-------- DATA SHOWN
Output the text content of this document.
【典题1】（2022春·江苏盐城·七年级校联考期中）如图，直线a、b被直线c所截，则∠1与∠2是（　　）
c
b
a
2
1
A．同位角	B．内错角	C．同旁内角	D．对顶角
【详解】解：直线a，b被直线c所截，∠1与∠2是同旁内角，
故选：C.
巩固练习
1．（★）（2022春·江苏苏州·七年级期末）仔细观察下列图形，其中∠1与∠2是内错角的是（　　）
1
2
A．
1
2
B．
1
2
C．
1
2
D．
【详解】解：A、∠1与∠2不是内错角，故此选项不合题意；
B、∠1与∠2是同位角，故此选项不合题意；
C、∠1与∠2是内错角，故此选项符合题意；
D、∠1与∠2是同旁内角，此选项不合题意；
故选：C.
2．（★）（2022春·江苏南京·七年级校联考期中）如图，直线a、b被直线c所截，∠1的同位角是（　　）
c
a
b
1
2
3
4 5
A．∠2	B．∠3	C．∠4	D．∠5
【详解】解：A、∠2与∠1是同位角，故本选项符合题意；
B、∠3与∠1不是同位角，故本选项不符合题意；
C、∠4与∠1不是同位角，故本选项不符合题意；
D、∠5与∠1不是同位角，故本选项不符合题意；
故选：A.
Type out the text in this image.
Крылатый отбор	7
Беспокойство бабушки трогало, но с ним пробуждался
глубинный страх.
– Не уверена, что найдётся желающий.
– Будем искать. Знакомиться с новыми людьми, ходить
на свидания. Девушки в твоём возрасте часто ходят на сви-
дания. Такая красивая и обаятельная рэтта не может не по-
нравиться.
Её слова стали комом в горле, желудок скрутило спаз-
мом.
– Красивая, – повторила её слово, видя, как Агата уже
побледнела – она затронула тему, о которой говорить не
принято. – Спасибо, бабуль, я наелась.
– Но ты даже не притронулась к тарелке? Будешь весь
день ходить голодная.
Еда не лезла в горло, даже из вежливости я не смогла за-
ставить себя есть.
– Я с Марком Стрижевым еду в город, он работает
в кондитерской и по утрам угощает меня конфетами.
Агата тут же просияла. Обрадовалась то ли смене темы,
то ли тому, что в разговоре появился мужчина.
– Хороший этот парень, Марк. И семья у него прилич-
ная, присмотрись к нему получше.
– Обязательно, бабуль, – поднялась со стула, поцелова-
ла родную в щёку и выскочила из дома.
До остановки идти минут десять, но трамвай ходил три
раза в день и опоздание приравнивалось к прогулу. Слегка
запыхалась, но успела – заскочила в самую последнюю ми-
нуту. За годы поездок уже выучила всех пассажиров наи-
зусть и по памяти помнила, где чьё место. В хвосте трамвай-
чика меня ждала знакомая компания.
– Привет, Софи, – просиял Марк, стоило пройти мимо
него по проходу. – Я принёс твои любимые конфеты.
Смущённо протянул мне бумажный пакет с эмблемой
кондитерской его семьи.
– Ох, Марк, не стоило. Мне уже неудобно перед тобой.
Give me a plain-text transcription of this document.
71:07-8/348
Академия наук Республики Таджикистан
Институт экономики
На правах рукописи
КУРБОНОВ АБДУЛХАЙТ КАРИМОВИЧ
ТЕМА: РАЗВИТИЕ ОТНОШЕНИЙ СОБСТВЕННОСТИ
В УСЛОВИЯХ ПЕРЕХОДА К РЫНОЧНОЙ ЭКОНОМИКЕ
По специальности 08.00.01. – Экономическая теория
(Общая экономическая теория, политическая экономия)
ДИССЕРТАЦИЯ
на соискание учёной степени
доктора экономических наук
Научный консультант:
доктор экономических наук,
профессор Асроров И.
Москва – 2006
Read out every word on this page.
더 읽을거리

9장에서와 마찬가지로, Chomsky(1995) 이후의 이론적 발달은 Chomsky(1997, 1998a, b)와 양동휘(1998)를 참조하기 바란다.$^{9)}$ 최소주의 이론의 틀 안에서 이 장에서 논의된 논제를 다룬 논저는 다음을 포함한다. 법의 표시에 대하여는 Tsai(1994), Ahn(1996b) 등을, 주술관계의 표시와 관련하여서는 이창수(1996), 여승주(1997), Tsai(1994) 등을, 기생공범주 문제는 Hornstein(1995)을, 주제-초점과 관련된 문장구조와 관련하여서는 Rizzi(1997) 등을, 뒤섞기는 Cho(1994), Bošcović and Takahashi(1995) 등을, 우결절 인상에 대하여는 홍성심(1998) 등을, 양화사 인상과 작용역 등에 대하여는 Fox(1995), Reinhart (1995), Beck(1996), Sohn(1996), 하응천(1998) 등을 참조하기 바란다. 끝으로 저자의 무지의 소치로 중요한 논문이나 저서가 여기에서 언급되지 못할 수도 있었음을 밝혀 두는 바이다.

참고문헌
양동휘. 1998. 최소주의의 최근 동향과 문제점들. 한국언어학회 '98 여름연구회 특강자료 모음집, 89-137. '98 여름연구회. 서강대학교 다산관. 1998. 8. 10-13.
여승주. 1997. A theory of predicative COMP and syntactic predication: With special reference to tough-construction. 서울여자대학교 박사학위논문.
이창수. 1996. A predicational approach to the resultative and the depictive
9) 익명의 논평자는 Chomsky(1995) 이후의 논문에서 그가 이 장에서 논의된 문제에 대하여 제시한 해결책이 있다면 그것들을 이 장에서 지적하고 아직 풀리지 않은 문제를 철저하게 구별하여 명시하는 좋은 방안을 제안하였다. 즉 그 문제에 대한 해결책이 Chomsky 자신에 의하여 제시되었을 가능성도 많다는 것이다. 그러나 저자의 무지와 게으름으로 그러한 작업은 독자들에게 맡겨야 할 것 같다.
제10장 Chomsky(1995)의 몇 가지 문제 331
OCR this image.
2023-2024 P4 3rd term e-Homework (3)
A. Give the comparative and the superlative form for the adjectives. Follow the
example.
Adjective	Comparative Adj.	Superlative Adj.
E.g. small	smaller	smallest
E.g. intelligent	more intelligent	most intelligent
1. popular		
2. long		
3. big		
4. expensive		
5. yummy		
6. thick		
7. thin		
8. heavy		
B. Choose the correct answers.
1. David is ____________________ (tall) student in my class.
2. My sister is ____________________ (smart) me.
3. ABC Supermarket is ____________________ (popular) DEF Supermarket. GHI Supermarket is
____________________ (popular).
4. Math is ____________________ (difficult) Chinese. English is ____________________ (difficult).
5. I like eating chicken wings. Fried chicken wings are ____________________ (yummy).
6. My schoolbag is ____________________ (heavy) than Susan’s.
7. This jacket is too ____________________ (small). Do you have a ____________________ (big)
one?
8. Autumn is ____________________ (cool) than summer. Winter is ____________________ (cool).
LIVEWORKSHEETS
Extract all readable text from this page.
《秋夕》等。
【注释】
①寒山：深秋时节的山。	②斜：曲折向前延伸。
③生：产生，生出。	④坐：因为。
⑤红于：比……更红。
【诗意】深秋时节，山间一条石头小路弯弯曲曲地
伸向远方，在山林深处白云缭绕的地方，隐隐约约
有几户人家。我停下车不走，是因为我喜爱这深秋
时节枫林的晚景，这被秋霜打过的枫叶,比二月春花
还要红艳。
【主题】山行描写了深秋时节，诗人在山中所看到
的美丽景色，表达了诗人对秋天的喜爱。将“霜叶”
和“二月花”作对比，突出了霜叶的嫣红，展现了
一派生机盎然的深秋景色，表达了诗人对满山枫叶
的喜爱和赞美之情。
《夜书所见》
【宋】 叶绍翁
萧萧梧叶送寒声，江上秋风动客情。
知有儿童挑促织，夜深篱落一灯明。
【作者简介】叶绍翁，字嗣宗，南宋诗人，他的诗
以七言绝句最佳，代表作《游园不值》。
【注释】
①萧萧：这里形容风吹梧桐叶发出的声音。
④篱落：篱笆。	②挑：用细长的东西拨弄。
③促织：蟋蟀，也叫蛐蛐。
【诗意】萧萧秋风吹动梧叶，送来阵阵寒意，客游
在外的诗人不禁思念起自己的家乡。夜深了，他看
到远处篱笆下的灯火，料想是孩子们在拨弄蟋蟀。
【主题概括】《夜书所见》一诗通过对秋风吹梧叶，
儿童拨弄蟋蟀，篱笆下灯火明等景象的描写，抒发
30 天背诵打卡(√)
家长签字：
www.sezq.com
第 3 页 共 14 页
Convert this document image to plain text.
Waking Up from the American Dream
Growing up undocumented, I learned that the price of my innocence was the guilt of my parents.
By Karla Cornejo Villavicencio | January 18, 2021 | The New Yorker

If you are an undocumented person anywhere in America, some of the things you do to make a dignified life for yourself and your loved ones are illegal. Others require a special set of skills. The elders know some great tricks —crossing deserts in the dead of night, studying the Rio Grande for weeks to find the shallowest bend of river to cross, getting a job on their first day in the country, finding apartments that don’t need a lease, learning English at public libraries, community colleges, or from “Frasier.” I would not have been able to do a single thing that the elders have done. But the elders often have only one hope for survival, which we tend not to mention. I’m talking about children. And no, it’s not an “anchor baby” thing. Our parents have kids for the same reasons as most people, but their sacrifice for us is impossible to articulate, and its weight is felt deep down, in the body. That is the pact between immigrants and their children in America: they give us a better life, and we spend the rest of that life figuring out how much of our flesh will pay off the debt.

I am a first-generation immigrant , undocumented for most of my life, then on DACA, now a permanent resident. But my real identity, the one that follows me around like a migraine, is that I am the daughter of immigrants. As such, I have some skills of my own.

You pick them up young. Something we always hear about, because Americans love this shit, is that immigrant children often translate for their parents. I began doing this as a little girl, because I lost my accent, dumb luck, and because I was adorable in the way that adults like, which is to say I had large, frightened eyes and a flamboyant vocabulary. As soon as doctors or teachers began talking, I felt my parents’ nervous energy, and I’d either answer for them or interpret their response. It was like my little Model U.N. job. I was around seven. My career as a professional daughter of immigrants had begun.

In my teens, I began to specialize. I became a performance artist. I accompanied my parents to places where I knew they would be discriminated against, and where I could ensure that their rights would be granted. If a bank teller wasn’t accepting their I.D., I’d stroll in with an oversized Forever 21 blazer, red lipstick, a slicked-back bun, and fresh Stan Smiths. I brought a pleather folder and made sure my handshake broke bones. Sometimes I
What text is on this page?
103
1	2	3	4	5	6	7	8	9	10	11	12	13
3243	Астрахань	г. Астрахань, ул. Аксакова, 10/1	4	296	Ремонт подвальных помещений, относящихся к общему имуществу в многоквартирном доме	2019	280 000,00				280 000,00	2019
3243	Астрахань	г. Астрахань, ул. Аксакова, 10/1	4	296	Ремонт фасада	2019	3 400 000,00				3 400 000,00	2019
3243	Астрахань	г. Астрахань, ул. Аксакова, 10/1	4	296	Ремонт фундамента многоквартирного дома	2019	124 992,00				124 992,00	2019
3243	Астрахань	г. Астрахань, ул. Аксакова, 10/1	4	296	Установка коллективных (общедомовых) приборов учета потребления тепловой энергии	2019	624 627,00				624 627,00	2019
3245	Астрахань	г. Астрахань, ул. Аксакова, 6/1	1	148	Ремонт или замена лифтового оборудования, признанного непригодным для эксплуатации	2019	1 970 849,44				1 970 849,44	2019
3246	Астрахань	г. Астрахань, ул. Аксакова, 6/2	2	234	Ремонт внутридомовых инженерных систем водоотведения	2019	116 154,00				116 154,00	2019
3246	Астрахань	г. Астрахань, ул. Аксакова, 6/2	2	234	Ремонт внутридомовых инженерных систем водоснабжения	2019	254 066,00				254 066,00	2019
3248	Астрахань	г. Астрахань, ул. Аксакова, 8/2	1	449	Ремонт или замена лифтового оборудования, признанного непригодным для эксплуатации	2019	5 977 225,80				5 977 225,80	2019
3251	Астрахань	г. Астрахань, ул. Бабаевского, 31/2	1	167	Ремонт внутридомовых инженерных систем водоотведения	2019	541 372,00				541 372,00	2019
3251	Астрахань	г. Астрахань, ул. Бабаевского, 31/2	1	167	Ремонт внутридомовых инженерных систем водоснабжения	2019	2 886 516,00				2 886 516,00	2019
----------------
> TASK DESCRIPTION
What is the number of lines that contain "наук"? Reply with that number alone.

> TASK RESULT
3